MATERIAL TO PROCESS:
+--
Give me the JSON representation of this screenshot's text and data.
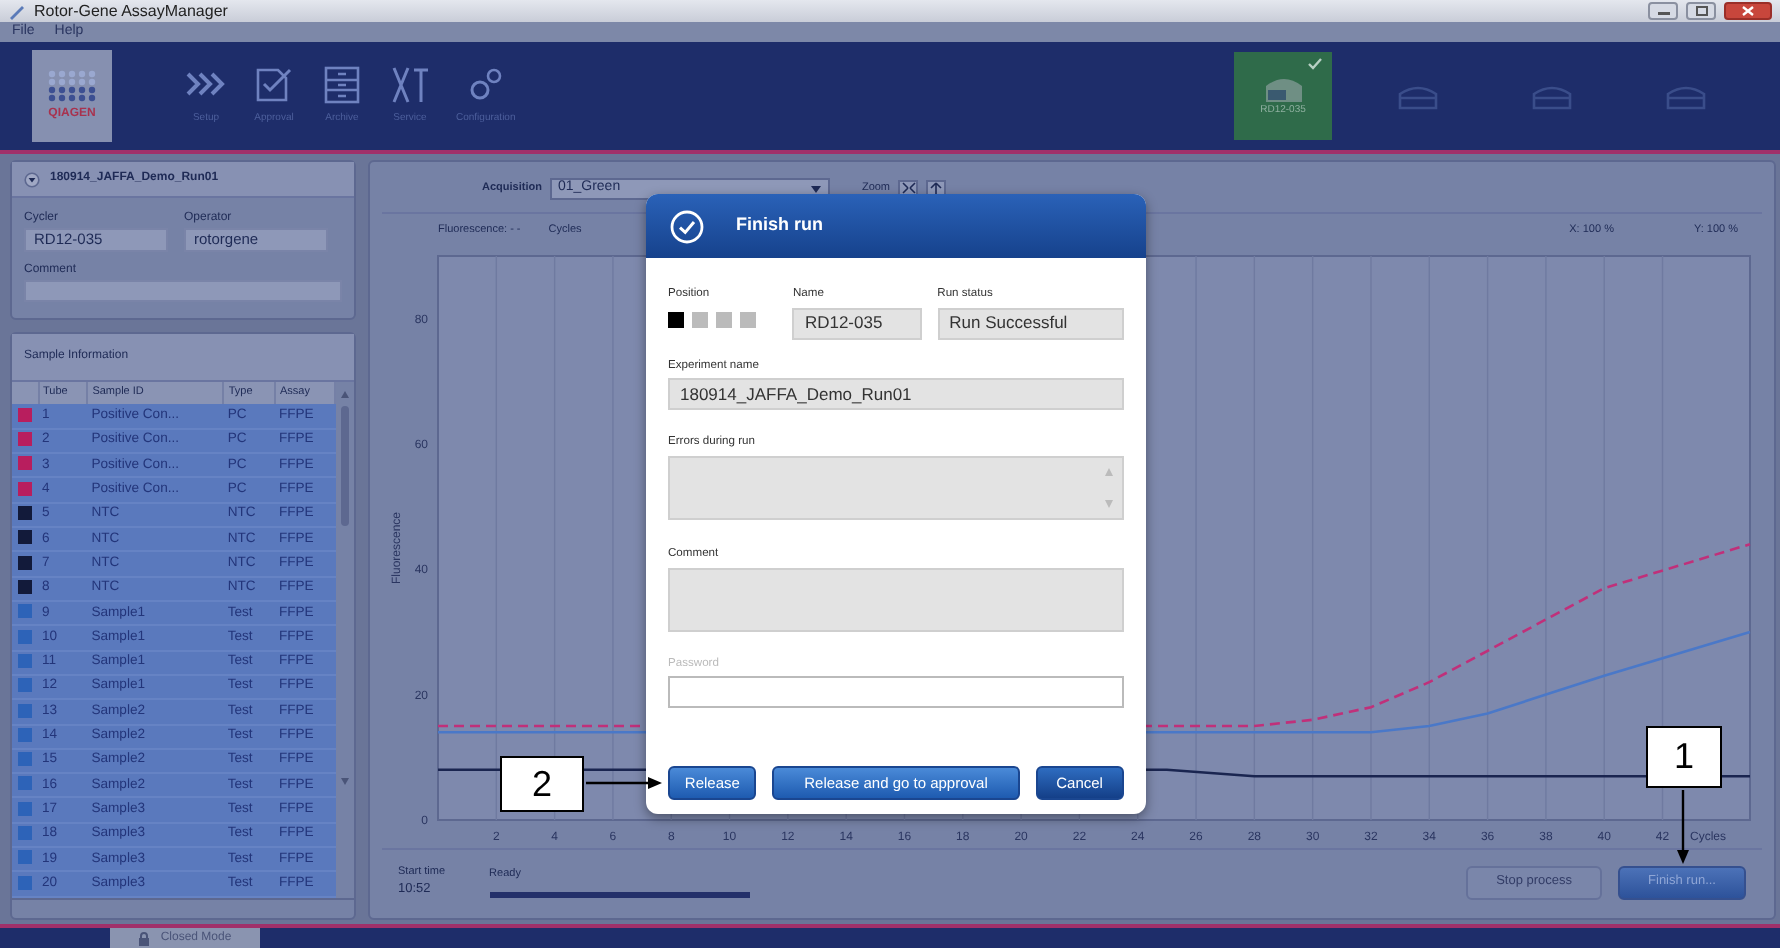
{
  "window": {
    "title": "Rotor-Gene AssayManager"
  },
  "menu": [
    "File",
    "Help"
  ],
  "toolbar": {
    "logo": "QIAGEN",
    "items": [
      {
        "label": "Setup",
        "kind": "setup"
      },
      {
        "label": "Approval",
        "kind": "approval"
      },
      {
        "label": "Archive",
        "kind": "archive"
      },
      {
        "label": "Service",
        "kind": "service"
      },
      {
        "label": "Configuration",
        "kind": "configuration"
      }
    ],
    "cyclers": [
      {
        "label": "RD12-035",
        "selected": true
      },
      {
        "selected": false
      },
      {
        "selected": false
      },
      {
        "selected": false
      }
    ]
  },
  "run_panel": {
    "title": "180914_JAFFA_Demo_Run01",
    "cycler_label": "Cycler",
    "cycler": "RD12-035",
    "operator_label": "Operator",
    "operator": "rotorgene",
    "comment_label": "Comment"
  },
  "samples": {
    "title": "Sample Information",
    "columns": [
      "Tube",
      "Sample ID",
      "Type",
      "Assay"
    ],
    "rows": [
      {
        "color": "#b81e5e",
        "tube": "1",
        "sample_id": "Positive Con...",
        "type": "PC",
        "assay": "FFPE"
      },
      {
        "color": "#b81e5e",
        "tube": "2",
        "sample_id": "Positive Con...",
        "type": "PC",
        "assay": "FFPE"
      },
      {
        "color": "#b81e5e",
        "tube": "3",
        "sample_id": "Positive Con...",
        "type": "PC",
        "assay": "FFPE"
      },
      {
        "color": "#b81e5e",
        "tube": "4",
        "sample_id": "Positive Con...",
        "type": "PC",
        "assay": "FFPE"
      },
      {
        "color": "#121a3a",
        "tube": "5",
        "sample_id": "NTC",
        "type": "NTC",
        "assay": "FFPE"
      },
      {
        "color": "#121a3a",
        "tube": "6",
        "sample_id": "NTC",
        "type": "NTC",
        "assay": "FFPE"
      },
      {
        "color": "#121a3a",
        "tube": "7",
        "sample_id": "NTC",
        "type": "NTC",
        "assay": "FFPE"
      },
      {
        "color": "#121a3a",
        "tube": "8",
        "sample_id": "NTC",
        "type": "NTC",
        "assay": "FFPE"
      },
      {
        "color": "#2d63b8",
        "tube": "9",
        "sample_id": "Sample1",
        "type": "Test",
        "assay": "FFPE"
      },
      {
        "color": "#2d63b8",
        "tube": "10",
        "sample_id": "Sample1",
        "type": "Test",
        "assay": "FFPE"
      },
      {
        "color": "#2d63b8",
        "tube": "11",
        "sample_id": "Sample1",
        "type": "Test",
        "assay": "FFPE"
      },
      {
        "color": "#2d63b8",
        "tube": "12",
        "sample_id": "Sample1",
        "type": "Test",
        "assay": "FFPE"
      },
      {
        "color": "#2d63b8",
        "tube": "13",
        "sample_id": "Sample2",
        "type": "Test",
        "assay": "FFPE"
      },
      {
        "color": "#2d63b8",
        "tube": "14",
        "sample_id": "Sample2",
        "type": "Test",
        "assay": "FFPE"
      },
      {
        "color": "#2d63b8",
        "tube": "15",
        "sample_id": "Sample2",
        "type": "Test",
        "assay": "FFPE"
      },
      {
        "color": "#2d63b8",
        "tube": "16",
        "sample_id": "Sample2",
        "type": "Test",
        "assay": "FFPE"
      },
      {
        "color": "#2d63b8",
        "tube": "17",
        "sample_id": "Sample3",
        "type": "Test",
        "assay": "FFPE"
      },
      {
        "color": "#2d63b8",
        "tube": "18",
        "sample_id": "Sample3",
        "type": "Test",
        "assay": "FFPE"
      },
      {
        "color": "#2d63b8",
        "tube": "19",
        "sample_id": "Sample3",
        "type": "Test",
        "assay": "FFPE"
      },
      {
        "color": "#2d63b8",
        "tube": "20",
        "sample_id": "Sample3",
        "type": "Test",
        "assay": "FFPE"
      }
    ]
  },
  "chart_panel": {
    "acquisition_label": "Acquisition",
    "acquisition": "01_Green",
    "zoom_label": "Zoom",
    "fluorescence": "Fluorescence: - -",
    "cycles": "Cycles",
    "x_zoom": "X: 100 %",
    "y_zoom": "Y: 100 %",
    "chart_data": {
      "type": "line",
      "xlabel": "Cycles",
      "ylabel": "Fluorescence",
      "x": [
        0,
        6,
        25,
        28,
        30,
        32,
        34,
        36,
        38,
        40,
        45
      ],
      "series": [
        {
          "color": "#c0307a",
          "line_style": "dashed",
          "values": [
            15,
            15,
            15,
            15,
            16,
            18,
            22,
            27,
            32,
            37,
            44
          ]
        },
        {
          "color": "#4a78c8",
          "line_style": "solid",
          "values": [
            14,
            14,
            14,
            14,
            14,
            14,
            15,
            17,
            20,
            23,
            30
          ]
        },
        {
          "color": "#1a2550",
          "line_style": "solid",
          "values": [
            8,
            8,
            8,
            7,
            7,
            7,
            7,
            7,
            7,
            7,
            7
          ]
        }
      ],
      "grid": true,
      "xlim": [
        0,
        45
      ],
      "ylim": [
        0,
        90
      ],
      "xticks": [
        2,
        4,
        6,
        8,
        10,
        12,
        14,
        16,
        18,
        20,
        22,
        24,
        26,
        28,
        30,
        32,
        34,
        36,
        38,
        40,
        42
      ],
      "yticks": [
        0,
        20,
        40,
        60,
        80
      ]
    }
  },
  "run_status": {
    "start_time_label": "Start time",
    "start_time": "10:52",
    "state": "Ready",
    "level": 1,
    "buttons": [
      {
        "label": "Stop process",
        "disabled": true
      },
      {
        "label": "Finish run...",
        "disabled": false
      }
    ]
  },
  "dialog": {
    "title": "Finish run",
    "position_label": "Position",
    "positions": [
      {
        "selected": true
      },
      {
        "selected": false
      },
      {
        "selected": false
      },
      {
        "selected": false
      }
    ],
    "name_label": "Name",
    "name": "RD12-035",
    "status_label": "Run status",
    "status": "Run Successful",
    "experiment_label": "Experiment name",
    "experiment": "180914_JAFFA_Demo_Run01",
    "errors_label": "Errors during run",
    "comment_label": "Comment",
    "password_label": "Password",
    "buttons": [
      "Release",
      "Release and go to approval",
      "Cancel"
    ]
  },
  "callouts": [
    "2",
    "1"
  ],
  "status_bar": {
    "mode": "Closed Mode"
  }
}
+--
AIM OF THE TASK:
Give back the entries above exactly as they stand. Leave the images out.

REPLY TO THE TASK:
Give me the JSON representation of this screenshot's text and data.
{
  "window": {
    "title": "Rotor-Gene AssayManager"
  },
  "menu": [
    "File",
    "Help"
  ],
  "toolbar": {
    "logo": "QIAGEN",
    "items": [
      {
        "label": "Setup",
        "kind": "setup"
      },
      {
        "label": "Approval",
        "kind": "approval"
      },
      {
        "label": "Archive",
        "kind": "archive"
      },
      {
        "label": "Service",
        "kind": "service"
      },
      {
        "label": "Configuration",
        "kind": "configuration"
      }
    ],
    "cyclers": [
      {
        "label": "RD12-035",
        "selected": true
      },
      {
        "selected": false
      },
      {
        "selected": false
      },
      {
        "selected": false
      }
    ]
  },
  "run_panel": {
    "title": "180914_JAFFA_Demo_Run01",
    "cycler_label": "Cycler",
    "cycler": "RD12-035",
    "operator_label": "Operator",
    "operator": "rotorgene",
    "comment_label": "Comment"
  },
  "samples": {
    "title": "Sample Information",
    "columns": [
      "Tube",
      "Sample ID",
      "Type",
      "Assay"
    ],
    "rows": [
      {
        "color": "#b81e5e",
        "tube": "1",
        "sample_id": "Positive Con...",
        "type": "PC",
        "assay": "FFPE"
      },
      {
        "color": "#b81e5e",
        "tube": "2",
        "sample_id": "Positive Con...",
        "type": "PC",
        "assay": "FFPE"
      },
      {
        "color": "#b81e5e",
        "tube": "3",
        "sample_id": "Positive Con...",
        "type": "PC",
        "assay": "FFPE"
      },
      {
        "color": "#b81e5e",
        "tube": "4",
        "sample_id": "Positive Con...",
        "type": "PC",
        "assay": "FFPE"
      },
      {
        "color": "#121a3a",
        "tube": "5",
        "sample_id": "NTC",
        "type": "NTC",
        "assay": "FFPE"
      },
      {
        "color": "#121a3a",
        "tube": "6",
        "sample_id": "NTC",
        "type": "NTC",
        "assay": "FFPE"
      },
      {
        "color": "#121a3a",
        "tube": "7",
        "sample_id": "NTC",
        "type": "NTC",
        "assay": "FFPE"
      },
      {
        "color": "#121a3a",
        "tube": "8",
        "sample_id": "NTC",
        "type": "NTC",
        "assay": "FFPE"
      },
      {
        "color": "#2d63b8",
        "tube": "9",
        "sample_id": "Sample1",
        "type": "Test",
        "assay": "FFPE"
      },
      {
        "color": "#2d63b8",
        "tube": "10",
        "sample_id": "Sample1",
        "type": "Test",
        "assay": "FFPE"
      },
      {
        "color": "#2d63b8",
        "tube": "11",
        "sample_id": "Sample1",
        "type": "Test",
        "assay": "FFPE"
      },
      {
        "color": "#2d63b8",
        "tube": "12",
        "sample_id": "Sample1",
        "type": "Test",
        "assay": "FFPE"
      },
      {
        "color": "#2d63b8",
        "tube": "13",
        "sample_id": "Sample2",
        "type": "Test",
        "assay": "FFPE"
      },
      {
        "color": "#2d63b8",
        "tube": "14",
        "sample_id": "Sample2",
        "type": "Test",
        "assay": "FFPE"
      },
      {
        "color": "#2d63b8",
        "tube": "15",
        "sample_id": "Sample2",
        "type": "Test",
        "assay": "FFPE"
      },
      {
        "color": "#2d63b8",
        "tube": "16",
        "sample_id": "Sample2",
        "type": "Test",
        "assay": "FFPE"
      },
      {
        "color": "#2d63b8",
        "tube": "17",
        "sample_id": "Sample3",
        "type": "Test",
        "assay": "FFPE"
      },
      {
        "color": "#2d63b8",
        "tube": "18",
        "sample_id": "Sample3",
        "type": "Test",
        "assay": "FFPE"
      },
      {
        "color": "#2d63b8",
        "tube": "19",
        "sample_id": "Sample3",
        "type": "Test",
        "assay": "FFPE"
      },
      {
        "color": "#2d63b8",
        "tube": "20",
        "sample_id": "Sample3",
        "type": "Test",
        "assay": "FFPE"
      }
    ]
  },
  "chart_panel": {
    "acquisition_label": "Acquisition",
    "acquisition": "01_Green",
    "zoom_label": "Zoom",
    "fluorescence": "Fluorescence: - -",
    "cycles": "Cycles",
    "x_zoom": "X: 100 %",
    "y_zoom": "Y: 100 %",
    "chart_data": {
      "type": "line",
      "xlabel": "Cycles",
      "ylabel": "Fluorescence",
      "x": [
        0,
        6,
        25,
        28,
        30,
        32,
        34,
        36,
        38,
        40,
        45
      ],
      "series": [
        {
          "color": "#c0307a",
          "line_style": "dashed",
          "values": [
            15,
            15,
            15,
            15,
            16,
            18,
            22,
            27,
            32,
            37,
            44
          ]
        },
        {
          "color": "#4a78c8",
          "line_style": "solid",
          "values": [
            14,
            14,
            14,
            14,
            14,
            14,
            15,
            17,
            20,
            23,
            30
          ]
        },
        {
          "color": "#1a2550",
          "line_style": "solid",
          "values": [
            8,
            8,
            8,
            7,
            7,
            7,
            7,
            7,
            7,
            7,
            7
          ]
        }
      ],
      "grid": true,
      "xlim": [
        0,
        45
      ],
      "ylim": [
        0,
        90
      ],
      "xticks": [
        2,
        4,
        6,
        8,
        10,
        12,
        14,
        16,
        18,
        20,
        22,
        24,
        26,
        28,
        30,
        32,
        34,
        36,
        38,
        40,
        42
      ],
      "yticks": [
        0,
        20,
        40,
        60,
        80
      ]
    }
  },
  "run_status": {
    "start_time_label": "Start time",
    "start_time": "10:52",
    "state": "Ready",
    "level": 1,
    "buttons": [
      {
        "label": "Stop process",
        "disabled": true
      },
      {
        "label": "Finish run...",
        "disabled": false
      }
    ]
  },
  "dialog": {
    "title": "Finish run",
    "position_label": "Position",
    "positions": [
      {
        "selected": true
      },
      {
        "selected": false
      },
      {
        "selected": false
      },
      {
        "selected": false
      }
    ],
    "name_label": "Name",
    "name": "RD12-035",
    "status_label": "Run status",
    "status": "Run Successful",
    "experiment_label": "Experiment name",
    "experiment": "180914_JAFFA_Demo_Run01",
    "errors_label": "Errors during run",
    "comment_label": "Comment",
    "password_label": "Password",
    "buttons": [
      "Release",
      "Release and go to approval",
      "Cancel"
    ]
  },
  "callouts": [
    "2",
    "1"
  ],
  "status_bar": {
    "mode": "Closed Mode"
  }
}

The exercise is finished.